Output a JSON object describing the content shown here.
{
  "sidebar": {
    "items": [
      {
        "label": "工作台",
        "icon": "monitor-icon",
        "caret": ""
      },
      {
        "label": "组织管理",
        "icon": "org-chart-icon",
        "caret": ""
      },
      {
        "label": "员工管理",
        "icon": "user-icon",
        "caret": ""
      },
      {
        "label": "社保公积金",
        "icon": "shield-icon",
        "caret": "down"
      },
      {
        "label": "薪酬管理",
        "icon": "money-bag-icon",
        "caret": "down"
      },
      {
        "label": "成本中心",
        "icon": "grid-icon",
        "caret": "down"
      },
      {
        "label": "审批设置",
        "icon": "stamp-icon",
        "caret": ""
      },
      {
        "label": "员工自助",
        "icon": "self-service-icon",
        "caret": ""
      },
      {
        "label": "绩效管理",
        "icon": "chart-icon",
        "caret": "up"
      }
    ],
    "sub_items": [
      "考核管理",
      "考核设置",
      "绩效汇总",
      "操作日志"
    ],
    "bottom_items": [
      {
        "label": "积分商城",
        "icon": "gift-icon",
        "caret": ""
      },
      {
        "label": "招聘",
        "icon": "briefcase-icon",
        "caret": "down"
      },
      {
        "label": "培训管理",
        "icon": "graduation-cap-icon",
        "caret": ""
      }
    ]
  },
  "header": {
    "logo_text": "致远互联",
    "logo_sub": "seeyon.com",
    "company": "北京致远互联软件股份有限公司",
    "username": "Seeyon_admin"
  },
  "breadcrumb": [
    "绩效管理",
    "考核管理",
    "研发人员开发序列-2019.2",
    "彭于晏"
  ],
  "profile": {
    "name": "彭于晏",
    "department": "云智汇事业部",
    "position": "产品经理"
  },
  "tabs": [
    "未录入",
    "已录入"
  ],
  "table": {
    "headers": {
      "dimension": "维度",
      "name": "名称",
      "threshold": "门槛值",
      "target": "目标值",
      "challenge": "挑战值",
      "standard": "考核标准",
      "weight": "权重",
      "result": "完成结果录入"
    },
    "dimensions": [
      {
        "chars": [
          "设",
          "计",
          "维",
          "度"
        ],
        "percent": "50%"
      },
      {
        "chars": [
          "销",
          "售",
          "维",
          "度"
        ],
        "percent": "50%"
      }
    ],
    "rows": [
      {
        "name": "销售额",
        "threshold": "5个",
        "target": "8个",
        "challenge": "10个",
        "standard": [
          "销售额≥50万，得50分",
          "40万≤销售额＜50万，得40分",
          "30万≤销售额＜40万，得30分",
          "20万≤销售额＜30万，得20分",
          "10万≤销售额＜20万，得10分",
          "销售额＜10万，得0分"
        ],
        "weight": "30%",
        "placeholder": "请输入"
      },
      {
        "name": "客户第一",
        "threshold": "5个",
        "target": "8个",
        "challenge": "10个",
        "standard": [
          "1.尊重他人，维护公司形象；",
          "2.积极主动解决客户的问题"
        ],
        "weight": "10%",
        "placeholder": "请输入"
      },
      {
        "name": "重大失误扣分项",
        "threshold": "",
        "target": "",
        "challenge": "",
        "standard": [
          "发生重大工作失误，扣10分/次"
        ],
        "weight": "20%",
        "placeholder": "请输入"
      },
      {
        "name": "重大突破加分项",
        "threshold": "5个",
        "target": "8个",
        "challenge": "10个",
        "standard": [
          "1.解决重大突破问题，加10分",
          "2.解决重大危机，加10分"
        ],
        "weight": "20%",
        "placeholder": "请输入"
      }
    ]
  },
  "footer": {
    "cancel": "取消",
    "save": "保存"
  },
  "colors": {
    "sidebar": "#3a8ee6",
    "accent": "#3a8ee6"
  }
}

● **What the task asks**
Check each line above for the word "label" and copy the ones that have it.

● **Written answer**
        "label": "工作台",
        "label": "组织管理",
        "label": "员工管理",
        "label": "社保公积金",
        "label": "薪酬管理",
        "label": "成本中心",
        "label": "审批设置",
        "label": "员工自助",
        "label": "绩效管理",
        "label": "积分商城",
        "label": "招聘",
        "label": "培训管理",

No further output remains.